(Set exercise)
Every entry below must be repeated exactly; skip the pictures.
※
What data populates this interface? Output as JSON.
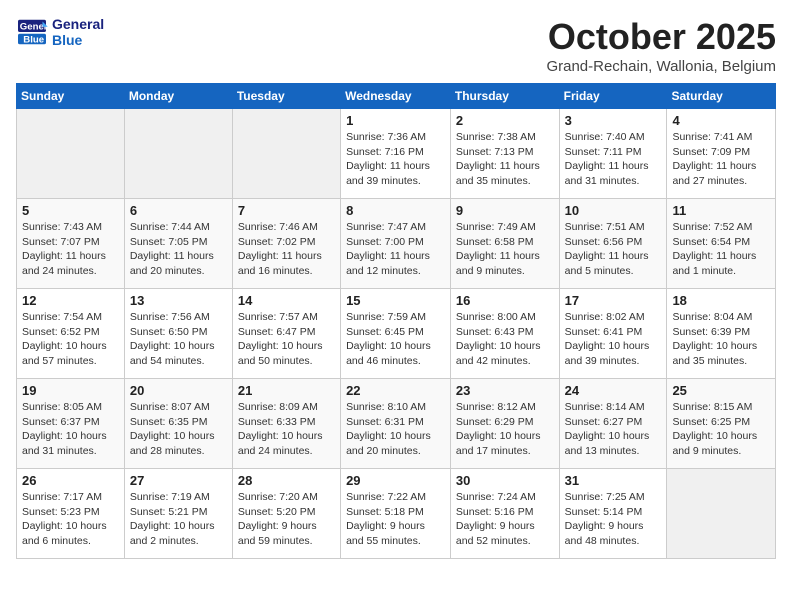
{
  "header": {
    "logo_line1": "General",
    "logo_line2": "Blue",
    "month": "October 2025",
    "location": "Grand-Rechain, Wallonia, Belgium"
  },
  "weekdays": [
    "Sunday",
    "Monday",
    "Tuesday",
    "Wednesday",
    "Thursday",
    "Friday",
    "Saturday"
  ],
  "weeks": [
    [
      {
        "day": "",
        "info": ""
      },
      {
        "day": "",
        "info": ""
      },
      {
        "day": "",
        "info": ""
      },
      {
        "day": "1",
        "info": "Sunrise: 7:36 AM\nSunset: 7:16 PM\nDaylight: 11 hours\nand 39 minutes."
      },
      {
        "day": "2",
        "info": "Sunrise: 7:38 AM\nSunset: 7:13 PM\nDaylight: 11 hours\nand 35 minutes."
      },
      {
        "day": "3",
        "info": "Sunrise: 7:40 AM\nSunset: 7:11 PM\nDaylight: 11 hours\nand 31 minutes."
      },
      {
        "day": "4",
        "info": "Sunrise: 7:41 AM\nSunset: 7:09 PM\nDaylight: 11 hours\nand 27 minutes."
      }
    ],
    [
      {
        "day": "5",
        "info": "Sunrise: 7:43 AM\nSunset: 7:07 PM\nDaylight: 11 hours\nand 24 minutes."
      },
      {
        "day": "6",
        "info": "Sunrise: 7:44 AM\nSunset: 7:05 PM\nDaylight: 11 hours\nand 20 minutes."
      },
      {
        "day": "7",
        "info": "Sunrise: 7:46 AM\nSunset: 7:02 PM\nDaylight: 11 hours\nand 16 minutes."
      },
      {
        "day": "8",
        "info": "Sunrise: 7:47 AM\nSunset: 7:00 PM\nDaylight: 11 hours\nand 12 minutes."
      },
      {
        "day": "9",
        "info": "Sunrise: 7:49 AM\nSunset: 6:58 PM\nDaylight: 11 hours\nand 9 minutes."
      },
      {
        "day": "10",
        "info": "Sunrise: 7:51 AM\nSunset: 6:56 PM\nDaylight: 11 hours\nand 5 minutes."
      },
      {
        "day": "11",
        "info": "Sunrise: 7:52 AM\nSunset: 6:54 PM\nDaylight: 11 hours\nand 1 minute."
      }
    ],
    [
      {
        "day": "12",
        "info": "Sunrise: 7:54 AM\nSunset: 6:52 PM\nDaylight: 10 hours\nand 57 minutes."
      },
      {
        "day": "13",
        "info": "Sunrise: 7:56 AM\nSunset: 6:50 PM\nDaylight: 10 hours\nand 54 minutes."
      },
      {
        "day": "14",
        "info": "Sunrise: 7:57 AM\nSunset: 6:47 PM\nDaylight: 10 hours\nand 50 minutes."
      },
      {
        "day": "15",
        "info": "Sunrise: 7:59 AM\nSunset: 6:45 PM\nDaylight: 10 hours\nand 46 minutes."
      },
      {
        "day": "16",
        "info": "Sunrise: 8:00 AM\nSunset: 6:43 PM\nDaylight: 10 hours\nand 42 minutes."
      },
      {
        "day": "17",
        "info": "Sunrise: 8:02 AM\nSunset: 6:41 PM\nDaylight: 10 hours\nand 39 minutes."
      },
      {
        "day": "18",
        "info": "Sunrise: 8:04 AM\nSunset: 6:39 PM\nDaylight: 10 hours\nand 35 minutes."
      }
    ],
    [
      {
        "day": "19",
        "info": "Sunrise: 8:05 AM\nSunset: 6:37 PM\nDaylight: 10 hours\nand 31 minutes."
      },
      {
        "day": "20",
        "info": "Sunrise: 8:07 AM\nSunset: 6:35 PM\nDaylight: 10 hours\nand 28 minutes."
      },
      {
        "day": "21",
        "info": "Sunrise: 8:09 AM\nSunset: 6:33 PM\nDaylight: 10 hours\nand 24 minutes."
      },
      {
        "day": "22",
        "info": "Sunrise: 8:10 AM\nSunset: 6:31 PM\nDaylight: 10 hours\nand 20 minutes."
      },
      {
        "day": "23",
        "info": "Sunrise: 8:12 AM\nSunset: 6:29 PM\nDaylight: 10 hours\nand 17 minutes."
      },
      {
        "day": "24",
        "info": "Sunrise: 8:14 AM\nSunset: 6:27 PM\nDaylight: 10 hours\nand 13 minutes."
      },
      {
        "day": "25",
        "info": "Sunrise: 8:15 AM\nSunset: 6:25 PM\nDaylight: 10 hours\nand 9 minutes."
      }
    ],
    [
      {
        "day": "26",
        "info": "Sunrise: 7:17 AM\nSunset: 5:23 PM\nDaylight: 10 hours\nand 6 minutes."
      },
      {
        "day": "27",
        "info": "Sunrise: 7:19 AM\nSunset: 5:21 PM\nDaylight: 10 hours\nand 2 minutes."
      },
      {
        "day": "28",
        "info": "Sunrise: 7:20 AM\nSunset: 5:20 PM\nDaylight: 9 hours\nand 59 minutes."
      },
      {
        "day": "29",
        "info": "Sunrise: 7:22 AM\nSunset: 5:18 PM\nDaylight: 9 hours\nand 55 minutes."
      },
      {
        "day": "30",
        "info": "Sunrise: 7:24 AM\nSunset: 5:16 PM\nDaylight: 9 hours\nand 52 minutes."
      },
      {
        "day": "31",
        "info": "Sunrise: 7:25 AM\nSunset: 5:14 PM\nDaylight: 9 hours\nand 48 minutes."
      },
      {
        "day": "",
        "info": ""
      }
    ]
  ]
}
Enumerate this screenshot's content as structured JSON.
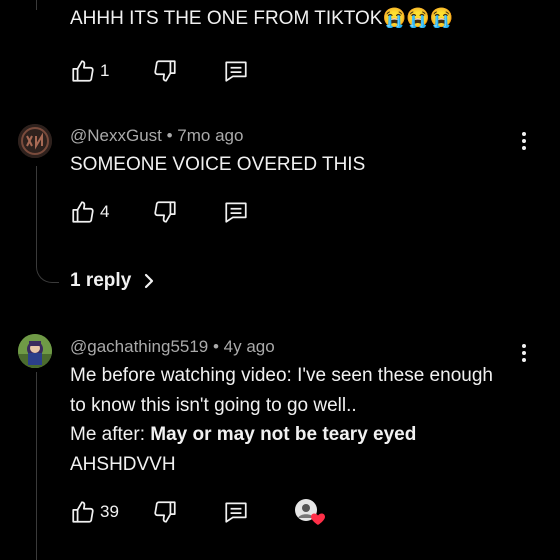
{
  "comments": [
    {
      "text": "AHHH ITS THE ONE FROM TIKTOK",
      "emoji": "😭😭😭",
      "likes": "1"
    },
    {
      "author": "@NexxGust",
      "time": "7mo ago",
      "text": "SOMEONE VOICE OVERED THIS",
      "likes": "4",
      "replies": "1 reply"
    },
    {
      "author": "@gachathing5519",
      "time": "4y ago",
      "line1": "Me before watching video: I've seen these enough",
      "line2": "to know this isn't going to go well..",
      "line3_prefix": "Me after: ",
      "line3_bold": "May or may not be teary eyed",
      "line4": "AHSHDVVH",
      "likes": "39"
    }
  ],
  "separator": " • "
}
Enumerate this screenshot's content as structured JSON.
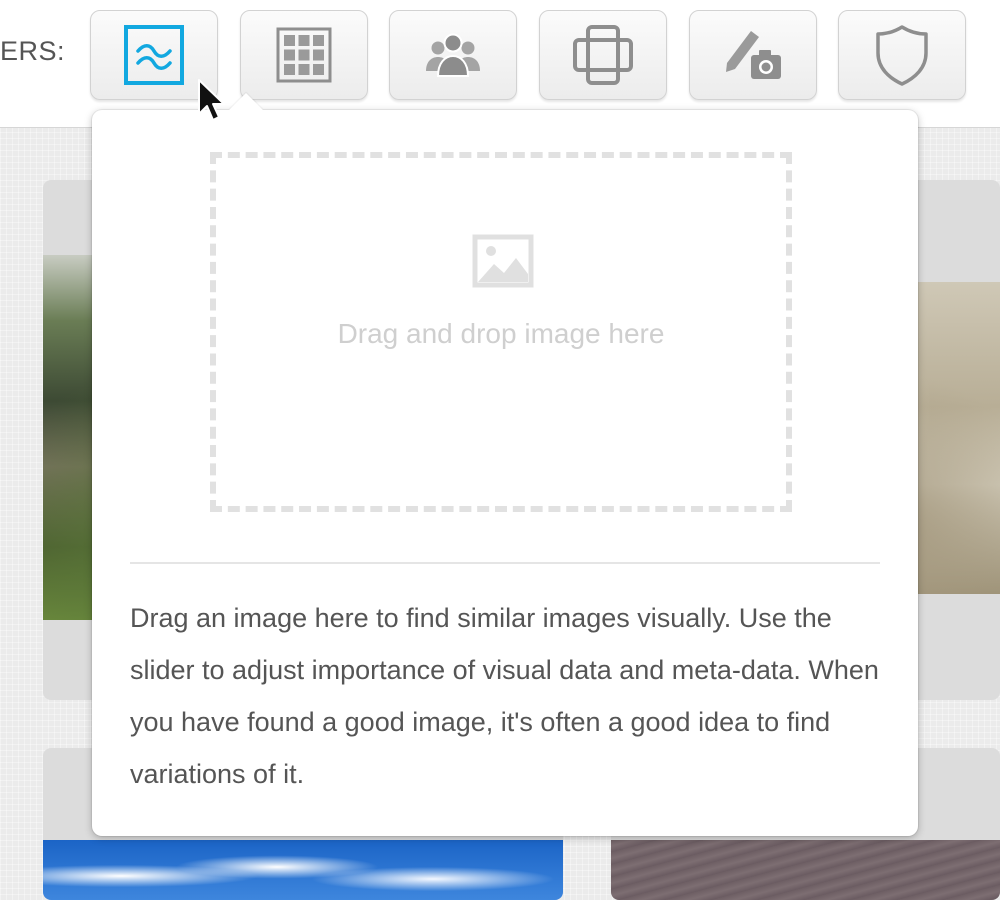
※
(Exercise result)
What data populates this interface? Output as JSON.
{
  "header": {
    "logo_line1": "General",
    "logo_line2": "Blue",
    "month": "October 2025",
    "location": "Grand-Rechain, Wallonia, Belgium"
  },
  "weekdays": [
    "Sunday",
    "Monday",
    "Tuesday",
    "Wednesday",
    "Thursday",
    "Friday",
    "Saturday"
  ],
  "weeks": [
    [
      {
        "day": "",
        "info": ""
      },
      {
        "day": "",
        "info": ""
      },
      {
        "day": "",
        "info": ""
      },
      {
        "day": "1",
        "info": "Sunrise: 7:36 AM\nSunset: 7:16 PM\nDaylight: 11 hours\nand 39 minutes."
      },
      {
        "day": "2",
        "info": "Sunrise: 7:38 AM\nSunset: 7:13 PM\nDaylight: 11 hours\nand 35 minutes."
      },
      {
        "day": "3",
        "info": "Sunrise: 7:40 AM\nSunset: 7:11 PM\nDaylight: 11 hours\nand 31 minutes."
      },
      {
        "day": "4",
        "info": "Sunrise: 7:41 AM\nSunset: 7:09 PM\nDaylight: 11 hours\nand 27 minutes."
      }
    ],
    [
      {
        "day": "5",
        "info": "Sunrise: 7:43 AM\nSunset: 7:07 PM\nDaylight: 11 hours\nand 24 minutes."
      },
      {
        "day": "6",
        "info": "Sunrise: 7:44 AM\nSunset: 7:05 PM\nDaylight: 11 hours\nand 20 minutes."
      },
      {
        "day": "7",
        "info": "Sunrise: 7:46 AM\nSunset: 7:02 PM\nDaylight: 11 hours\nand 16 minutes."
      },
      {
        "day": "8",
        "info": "Sunrise: 7:47 AM\nSunset: 7:00 PM\nDaylight: 11 hours\nand 12 minutes."
      },
      {
        "day": "9",
        "info": "Sunrise: 7:49 AM\nSunset: 6:58 PM\nDaylight: 11 hours\nand 9 minutes."
      },
      {
        "day": "10",
        "info": "Sunrise: 7:51 AM\nSunset: 6:56 PM\nDaylight: 11 hours\nand 5 minutes."
      },
      {
        "day": "11",
        "info": "Sunrise: 7:52 AM\nSunset: 6:54 PM\nDaylight: 11 hours\nand 1 minute."
      }
    ],
    [
      {
        "day": "12",
        "info": "Sunrise: 7:54 AM\nSunset: 6:52 PM\nDaylight: 10 hours\nand 57 minutes."
      },
      {
        "day": "13",
        "info": "Sunrise: 7:56 AM\nSunset: 6:50 PM\nDaylight: 10 hours\nand 54 minutes."
      },
      {
        "day": "14",
        "info": "Sunrise: 7:57 AM\nSunset: 6:47 PM\nDaylight: 10 hours\nand 50 minutes."
      },
      {
        "day": "15",
        "info": "Sunrise: 7:59 AM\nSunset: 6:45 PM\nDaylight: 10 hours\nand 46 minutes."
      },
      {
        "day": "16",
        "info": "Sunrise: 8:00 AM\nSunset: 6:43 PM\nDaylight: 10 hours\nand 42 minutes."
      },
      {
        "day": "17",
        "info": "Sunrise: 8:02 AM\nSunset: 6:41 PM\nDaylight: 10 hours\nand 39 minutes."
      },
      {
        "day": "18",
        "info": "Sunrise: 8:04 AM\nSunset: 6:39 PM\nDaylight: 10 hours\nand 35 minutes."
      }
    ],
    [
      {
        "day": "19",
        "info": "Sunrise: 8:05 AM\nSunset: 6:37 PM\nDaylight: 10 hours\nand 31 minutes."
      },
      {
        "day": "20",
        "info": "Sunrise: 8:07 AM\nSunset: 6:35 PM\nDaylight: 10 hours\nand 28 minutes."
      },
      {
        "day": "21",
        "info": "Sunrise: 8:09 AM\nSunset: 6:33 PM\nDaylight: 10 hours\nand 24 minutes."
      },
      {
        "day": "22",
        "info": "Sunrise: 8:10 AM\nSunset: 6:31 PM\nDaylight: 10 hours\nand 20 minutes."
      },
      {
        "day": "23",
        "info": "Sunrise: 8:12 AM\nSunset: 6:29 PM\nDaylight: 10 hours\nand 17 minutes."
      },
      {
        "day": "24",
        "info": "Sunrise: 8:14 AM\nSunset: 6:27 PM\nDaylight: 10 hours\nand 13 minutes."
      },
      {
        "day": "25",
        "info": "Sunrise: 8:15 AM\nSunset: 6:25 PM\nDaylight: 10 hours\nand 9 minutes."
      }
    ],
    [
      {
        "day": "26",
        "info": "Sunrise: 7:17 AM\nSunset: 5:23 PM\nDaylight: 10 hours\nand 6 minutes."
      },
      {
        "day": "27",
        "info": "Sunrise: 7:19 AM\nSunset: 5:21 PM\nDaylight: 10 hours\nand 2 minutes."
      },
      {
        "day": "28",
        "info": "Sunrise: 7:20 AM\nSunset: 5:20 PM\nDaylight: 9 hours\nand 59 minutes."
      },
      {
        "day": "29",
        "info": "Sunrise: 7:22 AM\nSunset: 5:18 PM\nDaylight: 9 hours\nand 55 minutes."
      },
      {
        "day": "30",
        "info": "Sunrise: 7:24 AM\nSunset: 5:16 PM\nDaylight: 9 hours\nand 52 minutes."
      },
      {
        "day": "31",
        "info": "Sunrise: 7:25 AM\nSunset: 5:14 PM\nDaylight: 9 hours\nand 48 minutes."
      },
      {
        "day": "",
        "info": ""
      }
    ]
  ]
}
Enumerate this screenshot's content as structured JSON.
{
  "comments": [
    {
      "text": "AHHH ITS THE ONE FROM TIKTOK",
      "emoji": "😭😭😭",
      "likes": "1"
    },
    {
      "author": "@NexxGust",
      "time": "7mo ago",
      "text": "SOMEONE VOICE OVERED THIS",
      "likes": "4",
      "replies": "1 reply"
    },
    {
      "author": "@gachathing5519",
      "time": "4y ago",
      "line1": "Me before watching video: I've seen these enough",
      "line2": "to know this isn't going to go well..",
      "line3_prefix": "Me after: ",
      "line3_bold": "May or may not be teary eyed",
      "line4": "AHSHDVVH",
      "likes": "39"
    }
  ],
  "separator": " • "
}
Enumerate this screenshot's content as structured JSON.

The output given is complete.